THE PROBLEM:
From the listing below, copy every line with the word "mmol".

[A block of data]
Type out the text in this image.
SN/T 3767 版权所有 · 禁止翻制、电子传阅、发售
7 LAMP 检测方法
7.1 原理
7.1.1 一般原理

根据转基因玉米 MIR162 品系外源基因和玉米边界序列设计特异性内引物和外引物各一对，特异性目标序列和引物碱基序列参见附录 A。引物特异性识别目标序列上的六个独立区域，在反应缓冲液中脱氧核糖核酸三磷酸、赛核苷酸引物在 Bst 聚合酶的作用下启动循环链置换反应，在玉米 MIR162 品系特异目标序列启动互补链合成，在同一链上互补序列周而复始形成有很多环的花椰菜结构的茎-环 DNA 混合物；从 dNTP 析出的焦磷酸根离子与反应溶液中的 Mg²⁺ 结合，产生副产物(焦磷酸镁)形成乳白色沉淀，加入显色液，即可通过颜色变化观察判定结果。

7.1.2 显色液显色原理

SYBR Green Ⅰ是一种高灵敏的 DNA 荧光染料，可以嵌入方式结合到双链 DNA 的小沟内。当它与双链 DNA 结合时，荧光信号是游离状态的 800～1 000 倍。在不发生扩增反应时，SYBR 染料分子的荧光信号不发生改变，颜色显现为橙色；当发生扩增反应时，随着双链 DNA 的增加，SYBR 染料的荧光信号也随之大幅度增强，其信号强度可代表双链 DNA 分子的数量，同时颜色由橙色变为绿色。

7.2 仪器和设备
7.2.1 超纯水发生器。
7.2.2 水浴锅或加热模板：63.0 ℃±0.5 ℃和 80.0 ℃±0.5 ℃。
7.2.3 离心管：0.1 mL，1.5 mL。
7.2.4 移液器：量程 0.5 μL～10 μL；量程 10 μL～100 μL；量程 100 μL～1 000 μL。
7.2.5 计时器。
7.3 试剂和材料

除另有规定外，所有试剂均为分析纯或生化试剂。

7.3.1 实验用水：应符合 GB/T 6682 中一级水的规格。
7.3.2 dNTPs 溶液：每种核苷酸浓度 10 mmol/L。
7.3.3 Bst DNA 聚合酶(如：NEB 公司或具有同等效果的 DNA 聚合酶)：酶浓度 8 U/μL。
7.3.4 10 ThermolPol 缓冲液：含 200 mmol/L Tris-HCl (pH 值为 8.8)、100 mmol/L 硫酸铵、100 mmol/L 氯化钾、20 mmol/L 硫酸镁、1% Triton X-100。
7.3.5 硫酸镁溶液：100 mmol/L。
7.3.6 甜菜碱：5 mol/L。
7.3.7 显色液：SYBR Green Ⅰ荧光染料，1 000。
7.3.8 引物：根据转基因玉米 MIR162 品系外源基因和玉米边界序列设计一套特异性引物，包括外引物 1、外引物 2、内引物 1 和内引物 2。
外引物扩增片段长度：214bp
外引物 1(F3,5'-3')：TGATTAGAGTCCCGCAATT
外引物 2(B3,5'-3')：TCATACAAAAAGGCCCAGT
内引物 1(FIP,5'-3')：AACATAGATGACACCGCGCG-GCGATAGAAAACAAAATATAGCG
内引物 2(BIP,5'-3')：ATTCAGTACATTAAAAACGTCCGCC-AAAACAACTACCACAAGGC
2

FINISHED TASK:
7.3.2 dNTPs 溶液：每种核苷酸浓度 10 mmol/L。
7.3.4 10 ThermolPol 缓冲液：含 200 mmol/L Tris-HCl (pH 值为 8.8)、100 mmol/L 硫酸铵、100 mmol/L 氯化钾、20 mmol/L 硫酸镁、1% Triton X-100。
7.3.5 硫酸镁溶液：100 mmol/L。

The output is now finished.